[THE TASK]
Copy out, from the entries below, each line holding the string "JSON".

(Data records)
Start of Block
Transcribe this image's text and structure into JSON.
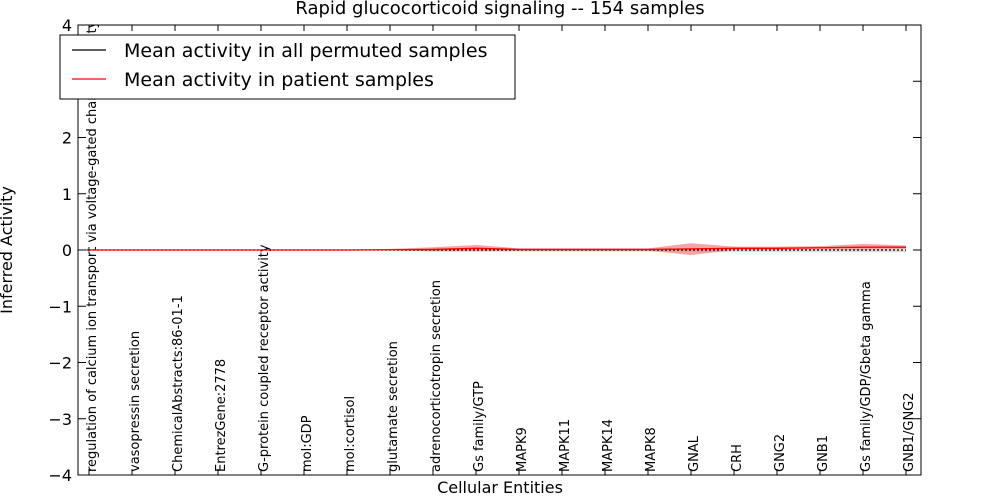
{
  "chart_data": {
    "type": "line",
    "title": "Rapid glucocorticoid signaling -- 154 samples",
    "xlabel": "Cellular Entities",
    "ylabel": "Inferred Activity",
    "ylim": [
      -4,
      4
    ],
    "yticks": [
      -4,
      -3,
      -2,
      -1,
      0,
      1,
      2,
      3,
      4
    ],
    "ytick_labels": [
      "−4",
      "−3",
      "−2",
      "−1",
      "0",
      "1",
      "2",
      "3",
      "4"
    ],
    "categories": [
      "regulation of calcium ion transport via voltage-gated channel activity",
      "vasopressin secretion",
      "ChemicalAbstracts:86-01-1",
      "EntrezGene:2778",
      "G-protein coupled receptor activity",
      "mol:GDP",
      "mol:cortisol",
      "glutamate secretion",
      "adrenocorticotropin secretion",
      "Gs family/GTP",
      "MAPK9",
      "MAPK11",
      "MAPK14",
      "MAPK8",
      "GNAL",
      "CRH",
      "GNG2",
      "GNB1",
      "Gs family/GDP/Gbeta gamma",
      "GNB1/GNG2"
    ],
    "legend_position": "top-left",
    "colors": {
      "permuted": "#000000",
      "patient": "#ff0000",
      "patient_band": "#f08080",
      "permuted_band": "#c8c8c8"
    },
    "series": [
      {
        "name": "Mean activity in all permuted samples",
        "values": [
          0,
          0,
          0,
          0,
          0,
          0,
          0,
          0,
          0,
          0,
          0,
          0,
          0,
          0,
          0,
          0,
          0,
          0,
          0,
          0
        ],
        "band_upper": [
          0,
          0,
          0,
          0,
          0,
          0,
          0,
          0.005,
          0.01,
          0.01,
          0.01,
          0.01,
          0.01,
          0.01,
          0.01,
          0.01,
          0.01,
          0.01,
          0.01,
          0.01
        ],
        "band_lower": [
          0,
          0,
          0,
          0,
          0,
          0,
          0,
          0,
          -0.03,
          -0.03,
          -0.03,
          -0.03,
          -0.03,
          -0.03,
          -0.04,
          -0.04,
          -0.04,
          -0.04,
          -0.04,
          -0.04
        ]
      },
      {
        "name": "Mean activity in patient samples",
        "values": [
          0,
          0,
          0,
          0,
          0,
          0,
          0,
          0.005,
          0.01,
          0.03,
          0.01,
          0.01,
          0.01,
          0.01,
          0.02,
          0.03,
          0.03,
          0.04,
          0.05,
          0.05
        ],
        "band_upper": [
          0,
          0,
          0,
          0,
          0,
          0,
          0,
          0.02,
          0.05,
          0.09,
          0.03,
          0.03,
          0.03,
          0.03,
          0.12,
          0.06,
          0.06,
          0.07,
          0.11,
          0.08
        ],
        "band_lower": [
          0,
          0,
          0,
          0,
          0,
          0,
          0,
          -0.01,
          -0.02,
          -0.02,
          -0.01,
          -0.01,
          -0.01,
          -0.01,
          -0.09,
          0.0,
          0.0,
          0.01,
          0.0,
          0.02
        ]
      }
    ]
  }
}
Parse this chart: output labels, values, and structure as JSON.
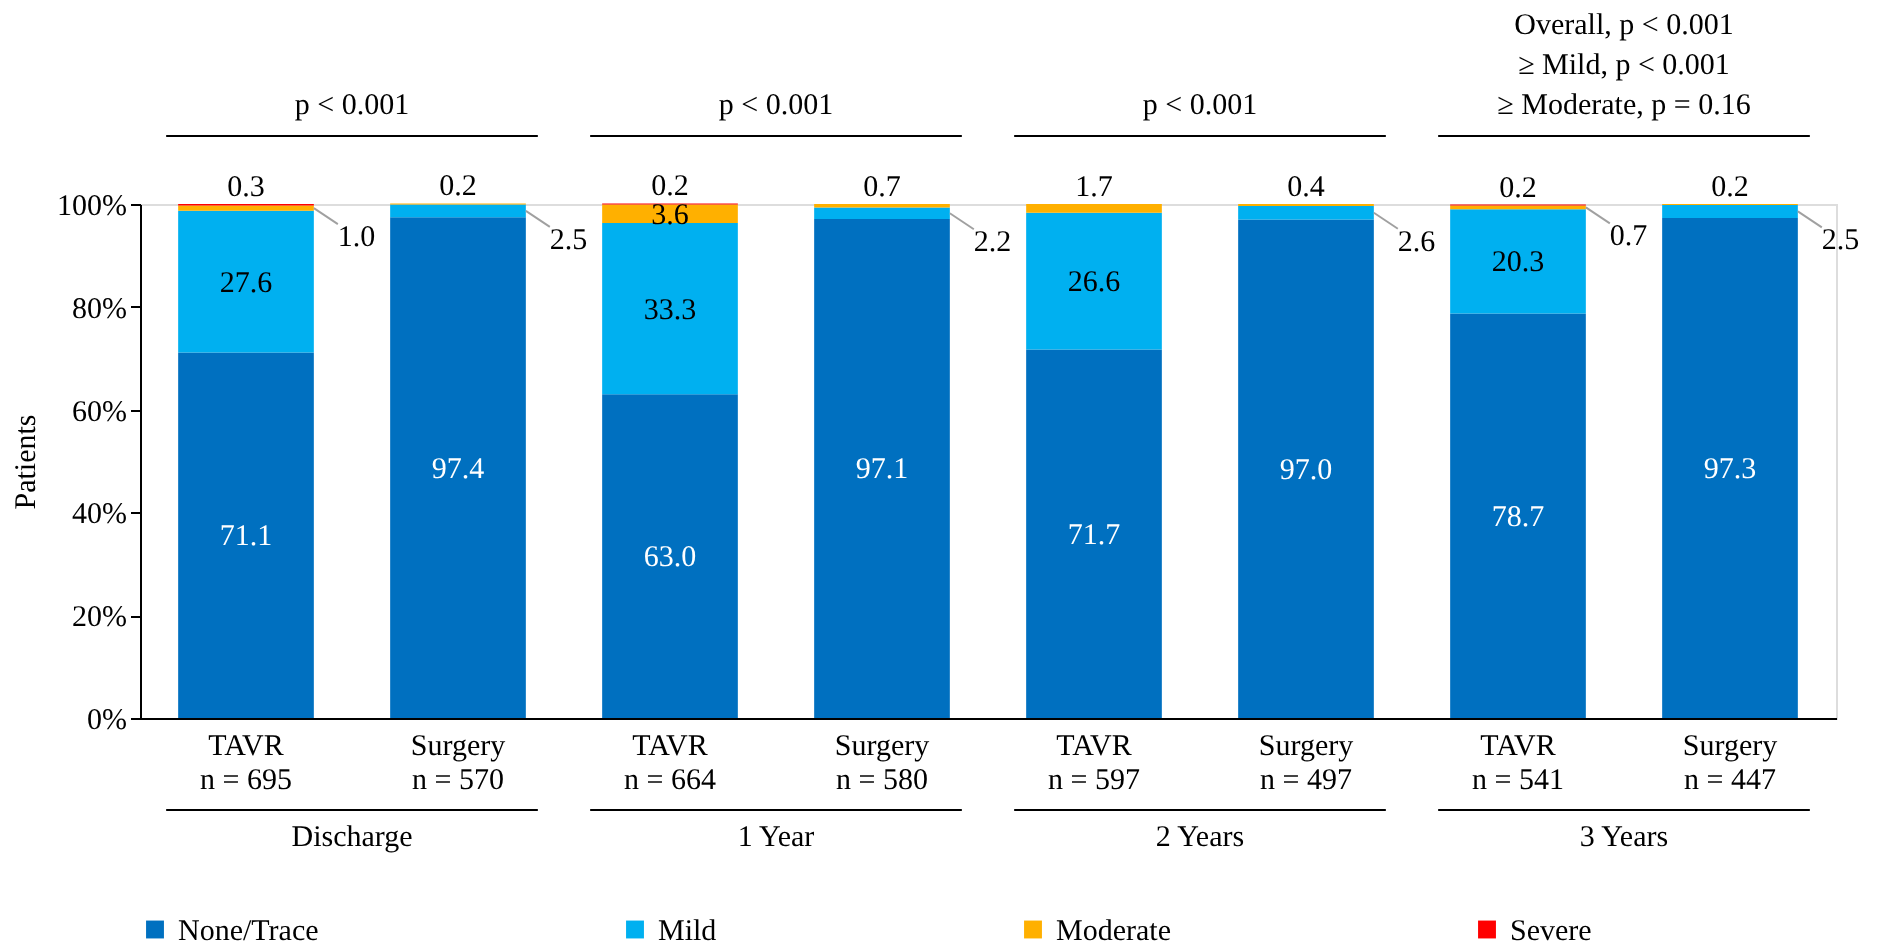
{
  "chart_data": {
    "type": "bar",
    "stacked": true,
    "categories": [
      "TAVR\nn = 695",
      "Surgery\nn = 570",
      "TAVR\nn = 664",
      "Surgery\nn = 580",
      "TAVR\nn = 597",
      "Surgery\nn = 497",
      "TAVR\nn = 541",
      "Surgery\nn = 447"
    ],
    "ylabel": "Patients",
    "ylim": [
      0,
      100
    ],
    "yticks": [
      {
        "value": 0,
        "label": "0%"
      },
      {
        "value": 20,
        "label": "20%"
      },
      {
        "value": 40,
        "label": "40%"
      },
      {
        "value": 60,
        "label": "60%"
      },
      {
        "value": 80,
        "label": "80%"
      },
      {
        "value": 100,
        "label": "100%"
      }
    ],
    "series": [
      {
        "name": "None/Trace",
        "color": "#0070c0",
        "values": [
          71.1,
          97.4,
          63.0,
          97.1,
          71.7,
          97.0,
          78.7,
          97.3
        ],
        "value_labels": [
          "71.1",
          "97.4",
          "63.0",
          "97.1",
          "71.7",
          "97.0",
          "78.7",
          "97.3"
        ]
      },
      {
        "name": "Mild",
        "color": "#00b0f0",
        "values": [
          27.6,
          2.5,
          33.3,
          2.2,
          26.6,
          2.6,
          20.3,
          2.5
        ],
        "value_labels": [
          "27.6",
          "2.5",
          "33.3",
          "2.2",
          "26.6",
          "2.6",
          "20.3",
          "2.5"
        ]
      },
      {
        "name": "Moderate",
        "color": "#ffb000",
        "values": [
          1.0,
          0.2,
          3.6,
          0.7,
          1.7,
          0.4,
          0.7,
          0.2
        ],
        "value_labels": [
          "1.0",
          "0.2",
          "3.6",
          "0.7",
          "1.7",
          "0.4",
          "0.7",
          "0.2"
        ]
      },
      {
        "name": "Severe",
        "color": "#ff0000",
        "values": [
          0.3,
          null,
          0.2,
          null,
          null,
          null,
          0.2,
          null
        ],
        "value_labels": [
          "0.3",
          null,
          "0.2",
          null,
          null,
          null,
          "0.2",
          null
        ]
      }
    ],
    "annotations": [
      "Discharge",
      "1 Year",
      "2 Years",
      "3 Years",
      "p < 0.001",
      "p < 0.001",
      "p < 0.001",
      "Overall, p < 0.001\n≥ Mild, p < 0.001\n≥ Moderate, p = 0.16"
    ],
    "legend": "bottom",
    "grid": false
  }
}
End of Block
[ANSWER TO THIS EXERCISE]
Transcribe this image's text and structure into JSON.
Parse this chart: output labels, values, and structure as JSON.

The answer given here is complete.